### AIM OF THE EXERCISE
List every line of the listing that contains the word "Pangbourne".

========

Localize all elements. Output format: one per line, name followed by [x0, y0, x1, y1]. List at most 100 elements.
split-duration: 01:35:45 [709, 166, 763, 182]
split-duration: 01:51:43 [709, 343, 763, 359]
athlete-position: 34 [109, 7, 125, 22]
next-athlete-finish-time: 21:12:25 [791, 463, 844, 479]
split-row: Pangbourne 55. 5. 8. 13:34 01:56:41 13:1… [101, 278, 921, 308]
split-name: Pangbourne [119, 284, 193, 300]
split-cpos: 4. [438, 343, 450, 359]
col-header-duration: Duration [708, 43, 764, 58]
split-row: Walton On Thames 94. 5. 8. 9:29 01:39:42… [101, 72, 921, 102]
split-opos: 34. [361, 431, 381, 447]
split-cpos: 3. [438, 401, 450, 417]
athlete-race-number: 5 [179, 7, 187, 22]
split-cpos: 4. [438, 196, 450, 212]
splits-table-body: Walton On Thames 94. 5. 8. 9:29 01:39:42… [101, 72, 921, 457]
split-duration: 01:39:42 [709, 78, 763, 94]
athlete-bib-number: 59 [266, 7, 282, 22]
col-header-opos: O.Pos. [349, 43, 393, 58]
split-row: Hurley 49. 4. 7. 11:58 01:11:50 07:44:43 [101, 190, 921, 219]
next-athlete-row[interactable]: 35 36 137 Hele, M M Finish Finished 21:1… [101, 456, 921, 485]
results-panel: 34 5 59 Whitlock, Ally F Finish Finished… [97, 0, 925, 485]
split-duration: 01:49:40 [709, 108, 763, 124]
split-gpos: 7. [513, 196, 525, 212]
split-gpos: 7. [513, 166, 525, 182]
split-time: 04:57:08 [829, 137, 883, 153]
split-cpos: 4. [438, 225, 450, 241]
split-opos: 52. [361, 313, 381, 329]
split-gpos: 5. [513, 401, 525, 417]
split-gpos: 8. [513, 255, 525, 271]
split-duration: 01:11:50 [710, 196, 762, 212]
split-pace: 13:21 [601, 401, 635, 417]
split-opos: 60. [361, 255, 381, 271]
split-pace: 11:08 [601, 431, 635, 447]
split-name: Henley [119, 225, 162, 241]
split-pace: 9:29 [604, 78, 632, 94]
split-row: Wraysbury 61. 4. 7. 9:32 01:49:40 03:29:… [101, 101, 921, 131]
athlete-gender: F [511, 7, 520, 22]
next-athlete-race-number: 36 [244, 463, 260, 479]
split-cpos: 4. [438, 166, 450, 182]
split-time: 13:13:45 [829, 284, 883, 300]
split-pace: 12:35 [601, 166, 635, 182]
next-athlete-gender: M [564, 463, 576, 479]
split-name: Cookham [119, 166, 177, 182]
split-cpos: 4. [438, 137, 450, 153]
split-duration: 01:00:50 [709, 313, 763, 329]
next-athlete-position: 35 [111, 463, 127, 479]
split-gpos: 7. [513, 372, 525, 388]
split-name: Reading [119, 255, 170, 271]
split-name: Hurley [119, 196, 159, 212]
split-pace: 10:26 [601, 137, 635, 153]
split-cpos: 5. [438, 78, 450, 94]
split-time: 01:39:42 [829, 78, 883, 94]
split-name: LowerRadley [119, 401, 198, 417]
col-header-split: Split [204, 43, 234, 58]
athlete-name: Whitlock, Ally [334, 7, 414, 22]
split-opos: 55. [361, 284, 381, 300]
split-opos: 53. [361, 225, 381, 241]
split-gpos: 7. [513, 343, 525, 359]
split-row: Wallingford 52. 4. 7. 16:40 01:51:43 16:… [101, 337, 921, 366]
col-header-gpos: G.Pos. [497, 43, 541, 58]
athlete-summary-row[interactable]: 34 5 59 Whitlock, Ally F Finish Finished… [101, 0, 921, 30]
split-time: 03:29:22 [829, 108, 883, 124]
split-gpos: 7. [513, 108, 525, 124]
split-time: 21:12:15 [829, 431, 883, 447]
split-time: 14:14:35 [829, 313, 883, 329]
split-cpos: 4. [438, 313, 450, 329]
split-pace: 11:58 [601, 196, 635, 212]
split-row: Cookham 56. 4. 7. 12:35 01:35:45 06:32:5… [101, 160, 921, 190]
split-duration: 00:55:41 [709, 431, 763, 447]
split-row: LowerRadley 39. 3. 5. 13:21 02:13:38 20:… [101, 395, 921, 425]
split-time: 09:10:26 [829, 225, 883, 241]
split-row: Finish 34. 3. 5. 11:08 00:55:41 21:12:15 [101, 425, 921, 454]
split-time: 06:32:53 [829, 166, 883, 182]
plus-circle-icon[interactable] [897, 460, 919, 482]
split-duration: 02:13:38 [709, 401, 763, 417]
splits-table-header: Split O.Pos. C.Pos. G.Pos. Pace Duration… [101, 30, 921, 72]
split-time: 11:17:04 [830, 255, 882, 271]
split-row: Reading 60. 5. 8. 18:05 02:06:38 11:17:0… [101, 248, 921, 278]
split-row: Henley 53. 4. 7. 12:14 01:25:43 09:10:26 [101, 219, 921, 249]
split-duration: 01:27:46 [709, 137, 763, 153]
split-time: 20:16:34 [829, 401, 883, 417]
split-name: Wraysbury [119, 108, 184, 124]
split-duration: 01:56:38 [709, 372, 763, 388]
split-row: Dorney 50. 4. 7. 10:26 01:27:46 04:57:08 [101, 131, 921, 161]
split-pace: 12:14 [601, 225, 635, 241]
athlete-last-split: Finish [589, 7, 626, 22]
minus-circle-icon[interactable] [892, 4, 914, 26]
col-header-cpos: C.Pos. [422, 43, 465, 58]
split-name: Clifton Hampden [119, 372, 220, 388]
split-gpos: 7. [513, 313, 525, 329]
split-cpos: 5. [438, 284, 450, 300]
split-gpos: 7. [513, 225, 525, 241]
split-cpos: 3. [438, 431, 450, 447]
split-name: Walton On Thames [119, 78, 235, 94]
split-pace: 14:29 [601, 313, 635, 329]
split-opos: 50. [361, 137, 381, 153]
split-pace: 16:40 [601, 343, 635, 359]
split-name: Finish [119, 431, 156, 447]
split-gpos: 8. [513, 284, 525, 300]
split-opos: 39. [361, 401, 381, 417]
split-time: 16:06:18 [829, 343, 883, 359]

========

### COMPLETE OUTPUT
split-row: Pangbourne 55. 5. 8. 13:34 01:56:41 13:1… [101, 278, 921, 308]
split-name: Pangbourne [119, 284, 193, 300]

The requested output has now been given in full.